-- Given problem --
Produce an exact copy of the lines from the line containing "Transcribe the text in this document." through the last line of the entries below, and only those lines.

Stored data:
========
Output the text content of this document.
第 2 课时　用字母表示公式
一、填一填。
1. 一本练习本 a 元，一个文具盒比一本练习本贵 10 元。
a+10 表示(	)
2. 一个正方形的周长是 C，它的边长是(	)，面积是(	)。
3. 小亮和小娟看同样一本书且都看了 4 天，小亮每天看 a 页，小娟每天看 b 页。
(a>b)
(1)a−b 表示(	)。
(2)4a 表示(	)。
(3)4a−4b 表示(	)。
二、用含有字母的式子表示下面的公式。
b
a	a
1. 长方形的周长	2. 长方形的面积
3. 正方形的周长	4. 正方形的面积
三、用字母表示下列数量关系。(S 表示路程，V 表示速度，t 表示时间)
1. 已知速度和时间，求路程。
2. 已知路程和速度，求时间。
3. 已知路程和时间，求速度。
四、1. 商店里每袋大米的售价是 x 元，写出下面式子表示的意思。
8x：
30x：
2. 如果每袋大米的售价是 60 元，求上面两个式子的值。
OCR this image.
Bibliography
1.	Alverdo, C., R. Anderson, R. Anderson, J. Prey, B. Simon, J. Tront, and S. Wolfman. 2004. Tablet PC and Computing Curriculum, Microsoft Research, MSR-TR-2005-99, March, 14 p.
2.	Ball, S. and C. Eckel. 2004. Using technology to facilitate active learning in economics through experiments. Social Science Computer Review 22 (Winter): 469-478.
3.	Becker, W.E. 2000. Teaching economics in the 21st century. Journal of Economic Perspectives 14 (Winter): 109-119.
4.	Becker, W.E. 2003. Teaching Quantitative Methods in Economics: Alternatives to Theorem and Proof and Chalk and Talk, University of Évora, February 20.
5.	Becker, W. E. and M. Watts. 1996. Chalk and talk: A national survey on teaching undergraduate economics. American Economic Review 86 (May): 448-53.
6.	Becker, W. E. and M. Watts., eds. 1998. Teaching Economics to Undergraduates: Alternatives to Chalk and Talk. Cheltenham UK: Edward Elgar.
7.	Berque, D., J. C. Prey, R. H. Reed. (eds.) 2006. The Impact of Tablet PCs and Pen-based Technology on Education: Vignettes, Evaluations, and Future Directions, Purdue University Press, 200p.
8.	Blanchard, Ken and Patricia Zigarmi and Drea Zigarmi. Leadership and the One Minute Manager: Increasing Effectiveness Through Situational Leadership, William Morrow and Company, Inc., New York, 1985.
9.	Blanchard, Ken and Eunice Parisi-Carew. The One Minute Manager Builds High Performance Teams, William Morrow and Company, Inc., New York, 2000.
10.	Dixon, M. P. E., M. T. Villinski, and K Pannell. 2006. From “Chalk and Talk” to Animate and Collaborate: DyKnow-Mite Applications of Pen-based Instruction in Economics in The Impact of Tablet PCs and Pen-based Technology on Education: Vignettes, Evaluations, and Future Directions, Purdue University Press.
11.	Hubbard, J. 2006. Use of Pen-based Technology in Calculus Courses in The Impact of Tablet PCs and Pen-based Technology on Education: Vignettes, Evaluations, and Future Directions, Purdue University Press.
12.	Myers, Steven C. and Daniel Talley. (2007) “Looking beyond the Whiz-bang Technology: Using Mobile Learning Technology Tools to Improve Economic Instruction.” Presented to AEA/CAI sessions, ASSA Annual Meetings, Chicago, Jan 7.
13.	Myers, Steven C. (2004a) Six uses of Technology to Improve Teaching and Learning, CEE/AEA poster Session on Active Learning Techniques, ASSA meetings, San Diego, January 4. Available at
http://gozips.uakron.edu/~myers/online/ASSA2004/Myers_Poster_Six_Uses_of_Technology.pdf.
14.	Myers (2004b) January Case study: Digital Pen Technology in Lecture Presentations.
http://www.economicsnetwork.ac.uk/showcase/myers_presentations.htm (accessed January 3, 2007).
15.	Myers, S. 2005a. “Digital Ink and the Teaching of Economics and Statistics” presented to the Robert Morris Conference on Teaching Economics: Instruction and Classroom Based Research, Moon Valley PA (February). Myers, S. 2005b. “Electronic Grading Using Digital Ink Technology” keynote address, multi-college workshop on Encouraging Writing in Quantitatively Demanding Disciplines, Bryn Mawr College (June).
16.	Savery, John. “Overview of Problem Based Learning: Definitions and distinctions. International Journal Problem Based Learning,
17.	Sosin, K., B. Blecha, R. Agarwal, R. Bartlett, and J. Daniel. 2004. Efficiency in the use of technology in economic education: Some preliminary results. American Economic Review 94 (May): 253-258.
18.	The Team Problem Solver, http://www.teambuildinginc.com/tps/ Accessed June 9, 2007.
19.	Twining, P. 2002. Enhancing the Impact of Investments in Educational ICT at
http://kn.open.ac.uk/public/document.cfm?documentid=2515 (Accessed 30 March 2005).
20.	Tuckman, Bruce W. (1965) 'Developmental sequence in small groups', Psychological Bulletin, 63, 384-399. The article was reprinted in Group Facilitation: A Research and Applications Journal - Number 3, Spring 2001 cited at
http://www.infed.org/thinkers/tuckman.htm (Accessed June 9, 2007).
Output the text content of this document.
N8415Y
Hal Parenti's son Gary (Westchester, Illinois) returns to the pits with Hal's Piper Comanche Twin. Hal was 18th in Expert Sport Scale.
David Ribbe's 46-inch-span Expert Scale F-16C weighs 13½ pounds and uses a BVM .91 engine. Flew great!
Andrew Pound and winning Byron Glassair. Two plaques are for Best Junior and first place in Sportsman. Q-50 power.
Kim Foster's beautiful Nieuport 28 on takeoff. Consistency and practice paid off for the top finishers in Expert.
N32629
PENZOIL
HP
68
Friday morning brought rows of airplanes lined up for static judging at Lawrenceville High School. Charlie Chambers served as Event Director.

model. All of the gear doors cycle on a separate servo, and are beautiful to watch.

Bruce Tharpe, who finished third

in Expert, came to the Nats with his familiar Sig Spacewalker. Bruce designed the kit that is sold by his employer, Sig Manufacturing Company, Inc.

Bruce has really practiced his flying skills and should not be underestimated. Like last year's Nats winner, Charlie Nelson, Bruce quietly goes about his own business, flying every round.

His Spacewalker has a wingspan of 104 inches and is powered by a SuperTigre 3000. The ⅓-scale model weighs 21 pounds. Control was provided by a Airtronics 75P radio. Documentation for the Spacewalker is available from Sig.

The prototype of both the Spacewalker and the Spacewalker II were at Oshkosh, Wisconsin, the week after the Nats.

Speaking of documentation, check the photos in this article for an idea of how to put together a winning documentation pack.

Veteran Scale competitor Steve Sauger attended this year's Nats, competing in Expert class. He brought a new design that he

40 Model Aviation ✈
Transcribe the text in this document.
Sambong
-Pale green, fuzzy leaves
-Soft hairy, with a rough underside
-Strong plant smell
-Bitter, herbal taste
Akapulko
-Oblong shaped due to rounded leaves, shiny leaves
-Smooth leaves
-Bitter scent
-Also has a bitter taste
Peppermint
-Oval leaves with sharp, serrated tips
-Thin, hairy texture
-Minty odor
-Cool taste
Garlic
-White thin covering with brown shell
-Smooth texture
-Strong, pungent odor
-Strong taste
========
-- Response --
Transcribe the text in this document.
Sambong
-Pale green, fuzzy leaves
-Soft hairy, with a rough underside
-Strong plant smell
-Bitter, herbal taste
Akapulko
-Oblong shaped due to rounded leaves, shiny leaves
-Smooth leaves
-Bitter scent
-Also has a bitter taste
Peppermint
-Oval leaves with sharp, serrated tips
-Thin, hairy texture
-Minty odor
-Cool taste
Garlic
-White thin covering with brown shell
-Smooth texture
-Strong, pungent odor
-Strong taste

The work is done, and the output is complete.